◆ Data for this task
┏━━
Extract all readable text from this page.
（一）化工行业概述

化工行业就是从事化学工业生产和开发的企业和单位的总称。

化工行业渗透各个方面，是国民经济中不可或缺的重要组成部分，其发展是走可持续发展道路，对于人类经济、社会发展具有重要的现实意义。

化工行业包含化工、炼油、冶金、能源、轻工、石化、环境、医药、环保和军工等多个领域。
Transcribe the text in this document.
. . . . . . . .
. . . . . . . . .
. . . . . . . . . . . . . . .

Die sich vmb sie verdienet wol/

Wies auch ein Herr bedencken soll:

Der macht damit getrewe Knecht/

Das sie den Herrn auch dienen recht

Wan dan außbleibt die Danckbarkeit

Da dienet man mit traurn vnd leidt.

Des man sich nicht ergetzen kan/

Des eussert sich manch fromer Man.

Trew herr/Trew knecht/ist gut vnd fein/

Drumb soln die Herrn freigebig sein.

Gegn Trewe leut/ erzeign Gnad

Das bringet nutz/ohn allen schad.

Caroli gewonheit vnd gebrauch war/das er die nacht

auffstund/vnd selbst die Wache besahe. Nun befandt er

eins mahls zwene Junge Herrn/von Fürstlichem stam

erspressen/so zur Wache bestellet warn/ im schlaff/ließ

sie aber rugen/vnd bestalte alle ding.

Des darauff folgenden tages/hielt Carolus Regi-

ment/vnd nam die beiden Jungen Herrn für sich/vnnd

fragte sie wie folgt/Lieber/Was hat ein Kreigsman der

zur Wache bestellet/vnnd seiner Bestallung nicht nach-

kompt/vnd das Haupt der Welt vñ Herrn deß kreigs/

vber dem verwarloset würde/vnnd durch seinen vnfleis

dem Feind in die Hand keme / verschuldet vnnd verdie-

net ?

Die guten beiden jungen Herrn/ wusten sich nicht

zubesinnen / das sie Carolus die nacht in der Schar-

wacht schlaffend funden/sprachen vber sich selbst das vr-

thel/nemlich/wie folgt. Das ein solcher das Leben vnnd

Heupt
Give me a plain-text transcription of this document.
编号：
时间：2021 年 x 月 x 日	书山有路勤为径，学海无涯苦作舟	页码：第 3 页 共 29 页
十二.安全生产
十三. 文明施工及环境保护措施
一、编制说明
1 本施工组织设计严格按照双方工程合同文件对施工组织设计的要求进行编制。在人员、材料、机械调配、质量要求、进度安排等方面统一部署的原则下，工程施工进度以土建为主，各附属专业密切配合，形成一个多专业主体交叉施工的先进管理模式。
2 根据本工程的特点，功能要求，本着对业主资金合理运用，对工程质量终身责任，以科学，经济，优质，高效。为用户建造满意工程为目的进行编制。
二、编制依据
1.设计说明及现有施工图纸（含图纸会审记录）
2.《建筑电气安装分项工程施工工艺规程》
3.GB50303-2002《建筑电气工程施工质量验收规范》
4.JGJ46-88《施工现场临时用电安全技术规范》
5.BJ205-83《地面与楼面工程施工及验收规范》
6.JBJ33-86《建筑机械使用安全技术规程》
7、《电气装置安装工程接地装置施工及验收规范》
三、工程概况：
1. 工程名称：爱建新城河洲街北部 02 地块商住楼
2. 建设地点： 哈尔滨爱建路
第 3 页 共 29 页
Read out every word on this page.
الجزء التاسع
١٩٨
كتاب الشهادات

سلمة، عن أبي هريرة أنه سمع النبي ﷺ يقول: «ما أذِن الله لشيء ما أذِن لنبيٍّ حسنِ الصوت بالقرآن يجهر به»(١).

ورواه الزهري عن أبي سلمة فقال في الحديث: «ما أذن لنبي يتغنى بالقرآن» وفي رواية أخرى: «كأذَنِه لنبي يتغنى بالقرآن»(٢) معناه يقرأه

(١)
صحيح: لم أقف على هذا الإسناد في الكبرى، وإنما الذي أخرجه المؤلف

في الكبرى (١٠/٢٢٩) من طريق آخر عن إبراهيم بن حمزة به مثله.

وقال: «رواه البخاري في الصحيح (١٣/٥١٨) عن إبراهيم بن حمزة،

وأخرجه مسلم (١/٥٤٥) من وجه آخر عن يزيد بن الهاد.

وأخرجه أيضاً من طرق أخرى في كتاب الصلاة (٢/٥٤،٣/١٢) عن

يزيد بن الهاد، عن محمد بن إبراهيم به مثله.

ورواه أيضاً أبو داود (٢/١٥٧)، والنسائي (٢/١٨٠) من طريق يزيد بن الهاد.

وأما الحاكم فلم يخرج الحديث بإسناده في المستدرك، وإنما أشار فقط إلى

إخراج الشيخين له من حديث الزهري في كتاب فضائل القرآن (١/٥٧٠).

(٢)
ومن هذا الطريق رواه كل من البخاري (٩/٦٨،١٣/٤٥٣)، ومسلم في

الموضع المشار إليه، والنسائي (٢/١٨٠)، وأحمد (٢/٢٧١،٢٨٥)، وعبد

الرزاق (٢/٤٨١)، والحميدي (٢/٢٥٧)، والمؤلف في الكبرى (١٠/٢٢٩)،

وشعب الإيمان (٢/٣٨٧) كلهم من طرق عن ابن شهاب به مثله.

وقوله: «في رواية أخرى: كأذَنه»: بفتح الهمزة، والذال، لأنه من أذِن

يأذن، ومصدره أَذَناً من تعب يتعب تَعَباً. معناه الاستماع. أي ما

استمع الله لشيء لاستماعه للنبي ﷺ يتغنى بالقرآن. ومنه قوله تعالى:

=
┗━━
◆ What to produce
Pull out each line of the records holding the string "Wache".

◆ Solution to the exercise
auffstund/vnd selbst die Wache besahe. Nun befandt er
erspressen/so zur Wache bestellet warn/ im schlaff/ließ
zur Wache bestellet/vnnd seiner Bestallung nicht nach-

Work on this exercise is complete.